--- begin ---
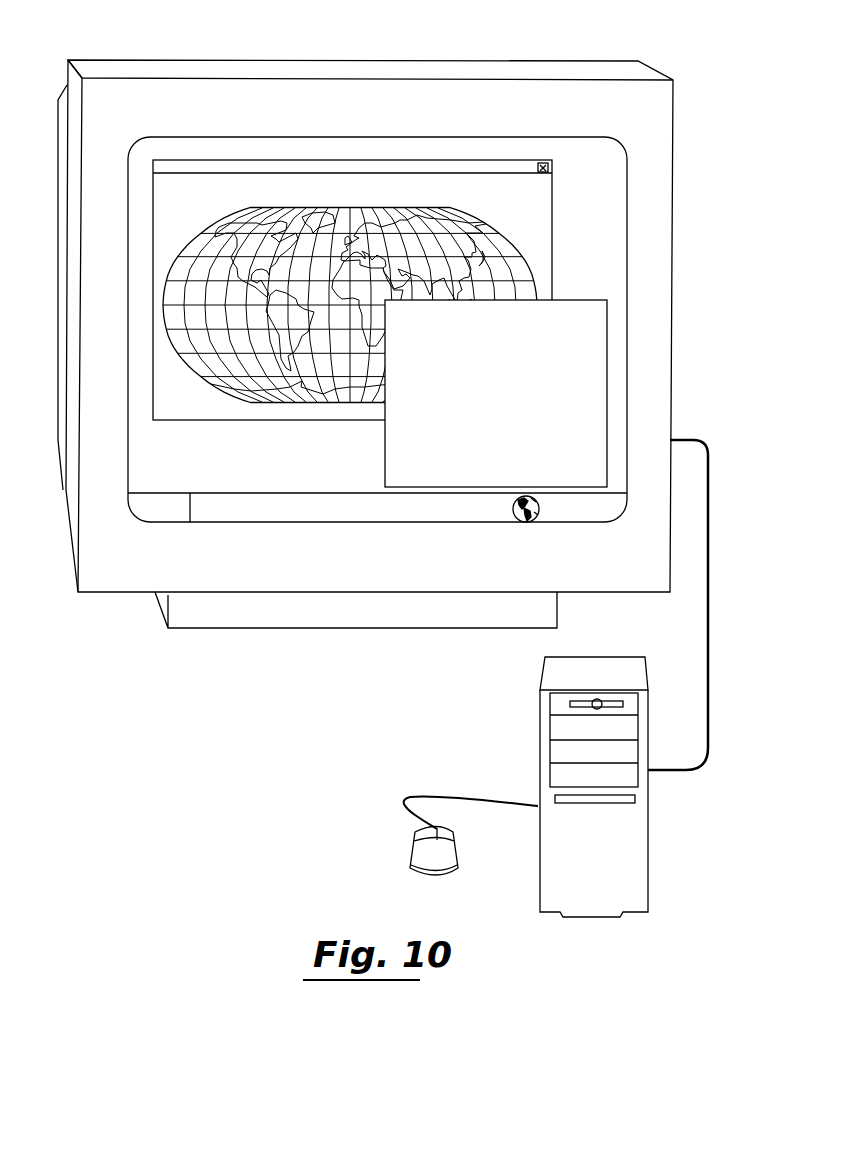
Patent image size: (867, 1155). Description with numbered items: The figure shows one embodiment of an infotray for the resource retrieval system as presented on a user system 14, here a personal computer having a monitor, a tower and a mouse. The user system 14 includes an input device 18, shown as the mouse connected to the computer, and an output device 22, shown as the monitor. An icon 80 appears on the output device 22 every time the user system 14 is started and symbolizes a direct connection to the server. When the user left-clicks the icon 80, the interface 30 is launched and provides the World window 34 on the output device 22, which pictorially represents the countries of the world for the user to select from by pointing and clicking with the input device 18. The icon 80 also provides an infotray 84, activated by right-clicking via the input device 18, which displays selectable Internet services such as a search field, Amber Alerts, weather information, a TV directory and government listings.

The user system 14 is at (668, 52).
The output device 22 is at (676, 265).
The interface 30 is at (213, 158).
The World window 34 is at (538, 222).
The infotray 84 is at (570, 300).
The icon 80 is at (526, 523).
The input device 18 is at (410, 857).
--- end ---
■ REQUIRED WORK: Could you rewrite these lines with "personal computer" replaced by "desktop computer" and everything else unchanged, leaving the pictures out of your answer?

■ TASK ANSWER:
Patent image size: (867, 1155). Description with numbered items: The figure shows one embodiment of an infotray for the resource retrieval system as presented on a user system 14, here a desktop computer having a monitor, a tower and a mouse. The user system 14 includes an input device 18, shown as the mouse connected to the computer, and an output device 22, shown as the monitor. An icon 80 appears on the output device 22 every time the user system 14 is started and symbolizes a direct connection to the server. When the user left-clicks the icon 80, the interface 30 is launched and provides the World window 34 on the output device 22, which pictorially represents the countries of the world for the user to select from by pointing and clicking with the input device 18. The icon 80 also provides an infotray 84, activated by right-clicking via the input device 18, which displays selectable Internet services such as a search field, Amber Alerts, weather information, a TV directory and government listings.

The user system 14 is at (668, 52).
The output device 22 is at (676, 265).
The interface 30 is at (213, 158).
The World window 34 is at (538, 222).
The infotray 84 is at (570, 300).
The icon 80 is at (526, 523).
The input device 18 is at (410, 857).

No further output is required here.